Collected data:
_____
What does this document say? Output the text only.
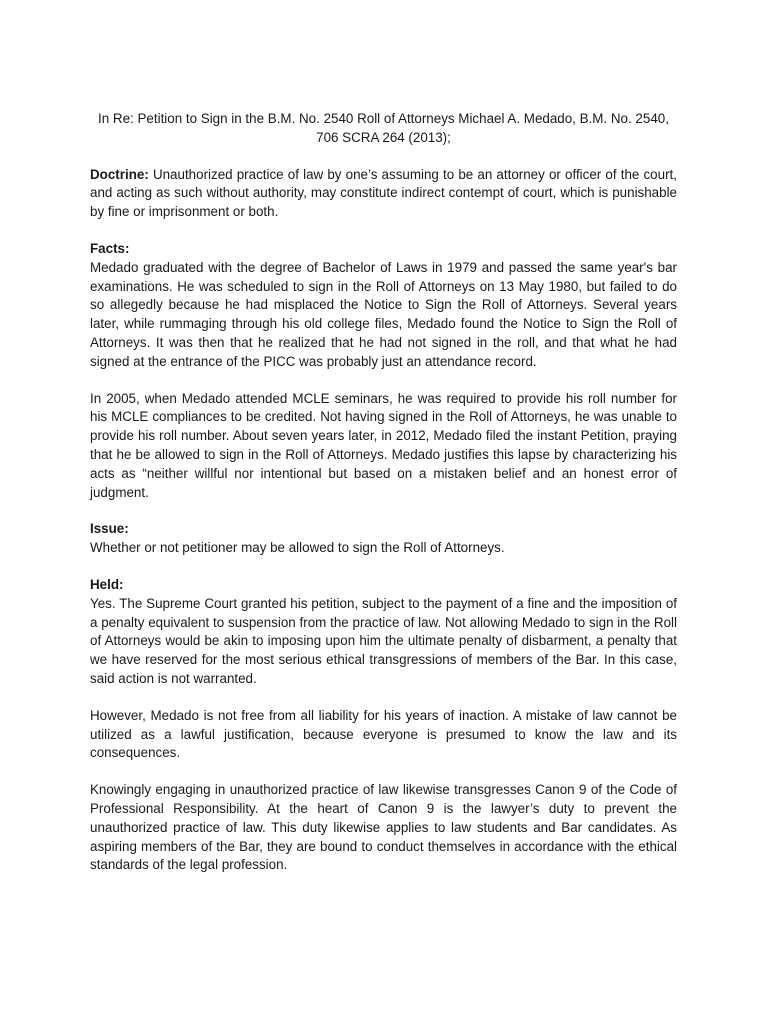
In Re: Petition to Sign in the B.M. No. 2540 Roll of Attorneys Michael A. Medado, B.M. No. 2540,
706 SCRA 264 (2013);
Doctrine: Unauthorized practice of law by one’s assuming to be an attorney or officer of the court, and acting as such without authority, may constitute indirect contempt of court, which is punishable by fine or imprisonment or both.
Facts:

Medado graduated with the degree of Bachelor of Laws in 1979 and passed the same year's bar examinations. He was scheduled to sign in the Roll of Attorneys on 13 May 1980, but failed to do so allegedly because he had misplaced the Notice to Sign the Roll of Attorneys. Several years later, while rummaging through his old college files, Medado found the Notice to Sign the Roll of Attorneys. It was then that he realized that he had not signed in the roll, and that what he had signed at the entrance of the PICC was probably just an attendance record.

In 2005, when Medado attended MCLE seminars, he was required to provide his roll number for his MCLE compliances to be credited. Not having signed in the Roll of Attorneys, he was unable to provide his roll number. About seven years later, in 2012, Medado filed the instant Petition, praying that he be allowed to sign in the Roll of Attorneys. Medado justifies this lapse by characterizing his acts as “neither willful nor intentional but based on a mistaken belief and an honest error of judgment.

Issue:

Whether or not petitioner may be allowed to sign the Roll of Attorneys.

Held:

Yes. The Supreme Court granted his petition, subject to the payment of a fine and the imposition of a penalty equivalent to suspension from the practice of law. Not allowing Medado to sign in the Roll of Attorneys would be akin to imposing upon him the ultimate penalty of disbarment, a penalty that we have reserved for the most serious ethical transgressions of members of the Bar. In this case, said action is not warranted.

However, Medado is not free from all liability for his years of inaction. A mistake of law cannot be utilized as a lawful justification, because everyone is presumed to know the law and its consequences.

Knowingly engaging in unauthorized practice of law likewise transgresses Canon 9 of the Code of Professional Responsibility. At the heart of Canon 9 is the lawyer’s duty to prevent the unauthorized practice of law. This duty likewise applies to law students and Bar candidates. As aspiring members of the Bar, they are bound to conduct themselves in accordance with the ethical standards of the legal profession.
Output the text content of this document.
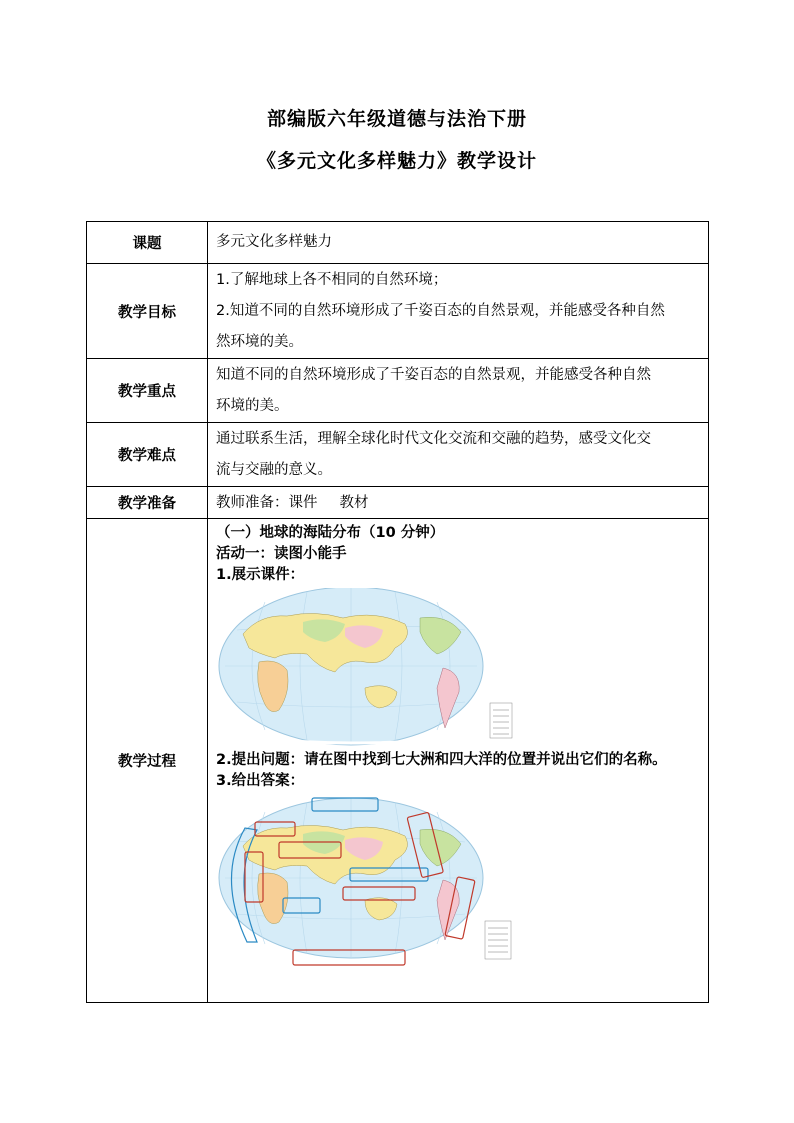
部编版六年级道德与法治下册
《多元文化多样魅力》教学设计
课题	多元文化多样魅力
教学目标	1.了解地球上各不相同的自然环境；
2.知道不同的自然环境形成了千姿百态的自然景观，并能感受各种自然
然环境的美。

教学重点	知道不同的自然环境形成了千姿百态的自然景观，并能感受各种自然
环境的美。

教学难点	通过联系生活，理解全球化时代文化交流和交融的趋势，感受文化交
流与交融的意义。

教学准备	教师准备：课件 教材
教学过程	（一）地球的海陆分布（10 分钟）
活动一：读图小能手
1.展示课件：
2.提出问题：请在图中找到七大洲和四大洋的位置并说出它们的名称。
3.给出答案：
_____
* **What the task asks**: Omit the pictures, then output the rest of the listing exactly.

* **Written reply**:
What does this document say? Output the text only.
In Re: Petition to Sign in the B.M. No. 2540 Roll of Attorneys Michael A. Medado, B.M. No. 2540,
706 SCRA 264 (2013);
Doctrine: Unauthorized practice of law by one’s assuming to be an attorney or officer of the court, and acting as such without authority, may constitute indirect contempt of court, which is punishable by fine or imprisonment or both.
Facts:

Medado graduated with the degree of Bachelor of Laws in 1979 and passed the same year's bar examinations. He was scheduled to sign in the Roll of Attorneys on 13 May 1980, but failed to do so allegedly because he had misplaced the Notice to Sign the Roll of Attorneys. Several years later, while rummaging through his old college files, Medado found the Notice to Sign the Roll of Attorneys. It was then that he realized that he had not signed in the roll, and that what he had signed at the entrance of the PICC was probably just an attendance record.

In 2005, when Medado attended MCLE seminars, he was required to provide his roll number for his MCLE compliances to be credited. Not having signed in the Roll of Attorneys, he was unable to provide his roll number. About seven years later, in 2012, Medado filed the instant Petition, praying that he be allowed to sign in the Roll of Attorneys. Medado justifies this lapse by characterizing his acts as “neither willful nor intentional but based on a mistaken belief and an honest error of judgment.

Issue:

Whether or not petitioner may be allowed to sign the Roll of Attorneys.

Held:

Yes. The Supreme Court granted his petition, subject to the payment of a fine and the imposition of a penalty equivalent to suspension from the practice of law. Not allowing Medado to sign in the Roll of Attorneys would be akin to imposing upon him the ultimate penalty of disbarment, a penalty that we have reserved for the most serious ethical transgressions of members of the Bar. In this case, said action is not warranted.

However, Medado is not free from all liability for his years of inaction. A mistake of law cannot be utilized as a lawful justification, because everyone is presumed to know the law and its consequences.

Knowingly engaging in unauthorized practice of law likewise transgresses Canon 9 of the Code of Professional Responsibility. At the heart of Canon 9 is the lawyer’s duty to prevent the unauthorized practice of law. This duty likewise applies to law students and Bar candidates. As aspiring members of the Bar, they are bound to conduct themselves in accordance with the ethical standards of the legal profession.
Output the text content of this document.
部编版六年级道德与法治下册
《多元文化多样魅力》教学设计
课题	多元文化多样魅力
教学目标	1.了解地球上各不相同的自然环境；
2.知道不同的自然环境形成了千姿百态的自然景观，并能感受各种自然
然环境的美。

教学重点	知道不同的自然环境形成了千姿百态的自然景观，并能感受各种自然
环境的美。

教学难点	通过联系生活，理解全球化时代文化交流和交融的趋势，感受文化交
流与交融的意义。

教学准备	教师准备：课件 教材
教学过程	（一）地球的海陆分布（10 分钟）
活动一：读图小能手
1.展示课件：
2.提出问题：请在图中找到七大洲和四大洋的位置并说出它们的名称。
3.给出答案：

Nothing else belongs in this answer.